<<<<
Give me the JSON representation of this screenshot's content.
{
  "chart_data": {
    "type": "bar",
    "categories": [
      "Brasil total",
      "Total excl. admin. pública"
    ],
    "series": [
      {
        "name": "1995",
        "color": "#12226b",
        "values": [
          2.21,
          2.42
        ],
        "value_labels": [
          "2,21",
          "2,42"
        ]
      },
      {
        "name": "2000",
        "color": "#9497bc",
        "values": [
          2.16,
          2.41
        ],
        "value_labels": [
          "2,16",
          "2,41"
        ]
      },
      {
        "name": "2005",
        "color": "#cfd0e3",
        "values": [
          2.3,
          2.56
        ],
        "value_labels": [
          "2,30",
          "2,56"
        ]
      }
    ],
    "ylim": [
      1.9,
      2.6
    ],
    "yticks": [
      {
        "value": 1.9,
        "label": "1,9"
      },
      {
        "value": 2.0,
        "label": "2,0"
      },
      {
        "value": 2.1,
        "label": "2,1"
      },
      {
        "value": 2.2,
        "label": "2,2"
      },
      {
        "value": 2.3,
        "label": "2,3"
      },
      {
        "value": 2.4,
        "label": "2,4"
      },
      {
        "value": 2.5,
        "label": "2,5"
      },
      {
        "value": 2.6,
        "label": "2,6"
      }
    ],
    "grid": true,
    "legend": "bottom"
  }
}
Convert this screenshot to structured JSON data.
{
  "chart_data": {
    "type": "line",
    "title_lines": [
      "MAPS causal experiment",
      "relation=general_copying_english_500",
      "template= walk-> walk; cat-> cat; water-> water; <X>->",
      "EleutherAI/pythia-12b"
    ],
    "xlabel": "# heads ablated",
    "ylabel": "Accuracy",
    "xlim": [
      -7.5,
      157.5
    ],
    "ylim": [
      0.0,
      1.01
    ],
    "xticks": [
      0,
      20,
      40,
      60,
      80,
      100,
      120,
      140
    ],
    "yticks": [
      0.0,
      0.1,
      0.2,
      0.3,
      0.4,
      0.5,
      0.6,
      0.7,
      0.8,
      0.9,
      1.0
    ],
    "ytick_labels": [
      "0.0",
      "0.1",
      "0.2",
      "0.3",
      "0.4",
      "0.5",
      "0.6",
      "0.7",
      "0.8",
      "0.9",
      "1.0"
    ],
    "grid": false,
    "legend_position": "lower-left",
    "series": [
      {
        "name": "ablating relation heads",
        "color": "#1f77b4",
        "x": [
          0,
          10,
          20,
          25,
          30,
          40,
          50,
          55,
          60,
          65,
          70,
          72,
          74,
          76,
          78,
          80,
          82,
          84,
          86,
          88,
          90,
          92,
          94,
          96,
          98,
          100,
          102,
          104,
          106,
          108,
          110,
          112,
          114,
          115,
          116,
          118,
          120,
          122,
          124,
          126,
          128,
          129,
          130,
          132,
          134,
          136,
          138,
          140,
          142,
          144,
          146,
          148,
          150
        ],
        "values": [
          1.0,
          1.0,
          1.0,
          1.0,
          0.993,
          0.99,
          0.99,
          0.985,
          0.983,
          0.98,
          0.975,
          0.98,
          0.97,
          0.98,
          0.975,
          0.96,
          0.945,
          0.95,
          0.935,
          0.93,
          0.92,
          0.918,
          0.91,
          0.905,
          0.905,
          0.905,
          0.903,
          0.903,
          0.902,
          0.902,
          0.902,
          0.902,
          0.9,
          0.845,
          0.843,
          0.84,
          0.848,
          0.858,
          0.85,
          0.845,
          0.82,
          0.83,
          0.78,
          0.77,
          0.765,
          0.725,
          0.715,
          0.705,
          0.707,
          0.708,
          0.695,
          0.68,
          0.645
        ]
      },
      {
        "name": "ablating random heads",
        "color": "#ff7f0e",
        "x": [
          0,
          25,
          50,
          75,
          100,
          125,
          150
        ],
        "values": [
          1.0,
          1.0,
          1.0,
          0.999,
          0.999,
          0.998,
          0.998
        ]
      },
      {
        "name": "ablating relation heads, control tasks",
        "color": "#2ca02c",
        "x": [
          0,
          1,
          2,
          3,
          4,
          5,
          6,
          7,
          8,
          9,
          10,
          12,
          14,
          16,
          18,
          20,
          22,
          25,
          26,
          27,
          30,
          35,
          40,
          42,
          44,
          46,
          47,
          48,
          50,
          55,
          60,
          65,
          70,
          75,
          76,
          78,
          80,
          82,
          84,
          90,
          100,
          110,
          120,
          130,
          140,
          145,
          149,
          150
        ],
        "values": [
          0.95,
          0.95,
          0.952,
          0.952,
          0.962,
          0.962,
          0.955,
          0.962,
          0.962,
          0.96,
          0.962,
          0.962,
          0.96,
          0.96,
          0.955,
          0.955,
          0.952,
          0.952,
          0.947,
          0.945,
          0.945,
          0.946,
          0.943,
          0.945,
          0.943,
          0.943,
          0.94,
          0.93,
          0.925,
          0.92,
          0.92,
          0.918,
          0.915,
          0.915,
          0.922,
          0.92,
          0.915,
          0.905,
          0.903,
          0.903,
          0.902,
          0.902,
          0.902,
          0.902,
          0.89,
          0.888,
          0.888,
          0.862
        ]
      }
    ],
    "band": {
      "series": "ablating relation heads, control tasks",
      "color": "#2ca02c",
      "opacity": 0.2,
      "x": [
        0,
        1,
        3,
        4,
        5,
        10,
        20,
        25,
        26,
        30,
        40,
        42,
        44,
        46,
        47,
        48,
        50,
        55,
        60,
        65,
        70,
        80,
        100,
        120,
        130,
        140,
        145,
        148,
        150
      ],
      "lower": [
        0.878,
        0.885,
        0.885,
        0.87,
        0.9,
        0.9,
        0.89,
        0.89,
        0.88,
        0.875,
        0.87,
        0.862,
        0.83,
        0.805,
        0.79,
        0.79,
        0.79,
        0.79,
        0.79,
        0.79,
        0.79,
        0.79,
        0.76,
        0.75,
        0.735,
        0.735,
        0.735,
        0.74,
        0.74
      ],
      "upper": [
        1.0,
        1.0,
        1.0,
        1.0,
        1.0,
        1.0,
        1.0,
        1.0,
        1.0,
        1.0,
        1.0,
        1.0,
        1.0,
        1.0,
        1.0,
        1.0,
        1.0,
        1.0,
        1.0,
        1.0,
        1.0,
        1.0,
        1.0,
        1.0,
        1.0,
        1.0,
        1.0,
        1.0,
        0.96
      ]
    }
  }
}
>>>>
Short task =>
Write every entry out again exactly.

Solution to the problem =>
Give me the JSON representation of this screenshot's content.
{
  "chart_data": {
    "type": "bar",
    "categories": [
      "Brasil total",
      "Total excl. admin. pública"
    ],
    "series": [
      {
        "name": "1995",
        "color": "#12226b",
        "values": [
          2.21,
          2.42
        ],
        "value_labels": [
          "2,21",
          "2,42"
        ]
      },
      {
        "name": "2000",
        "color": "#9497bc",
        "values": [
          2.16,
          2.41
        ],
        "value_labels": [
          "2,16",
          "2,41"
        ]
      },
      {
        "name": "2005",
        "color": "#cfd0e3",
        "values": [
          2.3,
          2.56
        ],
        "value_labels": [
          "2,30",
          "2,56"
        ]
      }
    ],
    "ylim": [
      1.9,
      2.6
    ],
    "yticks": [
      {
        "value": 1.9,
        "label": "1,9"
      },
      {
        "value": 2.0,
        "label": "2,0"
      },
      {
        "value": 2.1,
        "label": "2,1"
      },
      {
        "value": 2.2,
        "label": "2,2"
      },
      {
        "value": 2.3,
        "label": "2,3"
      },
      {
        "value": 2.4,
        "label": "2,4"
      },
      {
        "value": 2.5,
        "label": "2,5"
      },
      {
        "value": 2.6,
        "label": "2,6"
      }
    ],
    "grid": true,
    "legend": "bottom"
  }
}
Convert this screenshot to structured JSON data.
{
  "chart_data": {
    "type": "line",
    "title_lines": [
      "MAPS causal experiment",
      "relation=general_copying_english_500",
      "template= walk-> walk; cat-> cat; water-> water; <X>->",
      "EleutherAI/pythia-12b"
    ],
    "xlabel": "# heads ablated",
    "ylabel": "Accuracy",
    "xlim": [
      -7.5,
      157.5
    ],
    "ylim": [
      0.0,
      1.01
    ],
    "xticks": [
      0,
      20,
      40,
      60,
      80,
      100,
      120,
      140
    ],
    "yticks": [
      0.0,
      0.1,
      0.2,
      0.3,
      0.4,
      0.5,
      0.6,
      0.7,
      0.8,
      0.9,
      1.0
    ],
    "ytick_labels": [
      "0.0",
      "0.1",
      "0.2",
      "0.3",
      "0.4",
      "0.5",
      "0.6",
      "0.7",
      "0.8",
      "0.9",
      "1.0"
    ],
    "grid": false,
    "legend_position": "lower-left",
    "series": [
      {
        "name": "ablating relation heads",
        "color": "#1f77b4",
        "x": [
          0,
          10,
          20,
          25,
          30,
          40,
          50,
          55,
          60,
          65,
          70,
          72,
          74,
          76,
          78,
          80,
          82,
          84,
          86,
          88,
          90,
          92,
          94,
          96,
          98,
          100,
          102,
          104,
          106,
          108,
          110,
          112,
          114,
          115,
          116,
          118,
          120,
          122,
          124,
          126,
          128,
          129,
          130,
          132,
          134,
          136,
          138,
          140,
          142,
          144,
          146,
          148,
          150
        ],
        "values": [
          1.0,
          1.0,
          1.0,
          1.0,
          0.993,
          0.99,
          0.99,
          0.985,
          0.983,
          0.98,
          0.975,
          0.98,
          0.97,
          0.98,
          0.975,
          0.96,
          0.945,
          0.95,
          0.935,
          0.93,
          0.92,
          0.918,
          0.91,
          0.905,
          0.905,
          0.905,
          0.903,
          0.903,
          0.902,
          0.902,
          0.902,
          0.902,
          0.9,
          0.845,
          0.843,
          0.84,
          0.848,
          0.858,
          0.85,
          0.845,
          0.82,
          0.83,
          0.78,
          0.77,
          0.765,
          0.725,
          0.715,
          0.705,
          0.707,
          0.708,
          0.695,
          0.68,
          0.645
        ]
      },
      {
        "name": "ablating random heads",
        "color": "#ff7f0e",
        "x": [
          0,
          25,
          50,
          75,
          100,
          125,
          150
        ],
        "values": [
          1.0,
          1.0,
          1.0,
          0.999,
          0.999,
          0.998,
          0.998
        ]
      },
      {
        "name": "ablating relation heads, control tasks",
        "color": "#2ca02c",
        "x": [
          0,
          1,
          2,
          3,
          4,
          5,
          6,
          7,
          8,
          9,
          10,
          12,
          14,
          16,
          18,
          20,
          22,
          25,
          26,
          27,
          30,
          35,
          40,
          42,
          44,
          46,
          47,
          48,
          50,
          55,
          60,
          65,
          70,
          75,
          76,
          78,
          80,
          82,
          84,
          90,
          100,
          110,
          120,
          130,
          140,
          145,
          149,
          150
        ],
        "values": [
          0.95,
          0.95,
          0.952,
          0.952,
          0.962,
          0.962,
          0.955,
          0.962,
          0.962,
          0.96,
          0.962,
          0.962,
          0.96,
          0.96,
          0.955,
          0.955,
          0.952,
          0.952,
          0.947,
          0.945,
          0.945,
          0.946,
          0.943,
          0.945,
          0.943,
          0.943,
          0.94,
          0.93,
          0.925,
          0.92,
          0.92,
          0.918,
          0.915,
          0.915,
          0.922,
          0.92,
          0.915,
          0.905,
          0.903,
          0.903,
          0.902,
          0.902,
          0.902,
          0.902,
          0.89,
          0.888,
          0.888,
          0.862
        ]
      }
    ],
    "band": {
      "series": "ablating relation heads, control tasks",
      "color": "#2ca02c",
      "opacity": 0.2,
      "x": [
        0,
        1,
        3,
        4,
        5,
        10,
        20,
        25,
        26,
        30,
        40,
        42,
        44,
        46,
        47,
        48,
        50,
        55,
        60,
        65,
        70,
        80,
        100,
        120,
        130,
        140,
        145,
        148,
        150
      ],
      "lower": [
        0.878,
        0.885,
        0.885,
        0.87,
        0.9,
        0.9,
        0.89,
        0.89,
        0.88,
        0.875,
        0.87,
        0.862,
        0.83,
        0.805,
        0.79,
        0.79,
        0.79,
        0.79,
        0.79,
        0.79,
        0.79,
        0.79,
        0.76,
        0.75,
        0.735,
        0.735,
        0.735,
        0.74,
        0.74
      ],
      "upper": [
        1.0,
        1.0,
        1.0,
        1.0,
        1.0,
        1.0,
        1.0,
        1.0,
        1.0,
        1.0,
        1.0,
        1.0,
        1.0,
        1.0,
        1.0,
        1.0,
        1.0,
        1.0,
        1.0,
        1.0,
        1.0,
        1.0,
        1.0,
        1.0,
        1.0,
        1.0,
        1.0,
        1.0,
        0.96
      ]
    }
  }
}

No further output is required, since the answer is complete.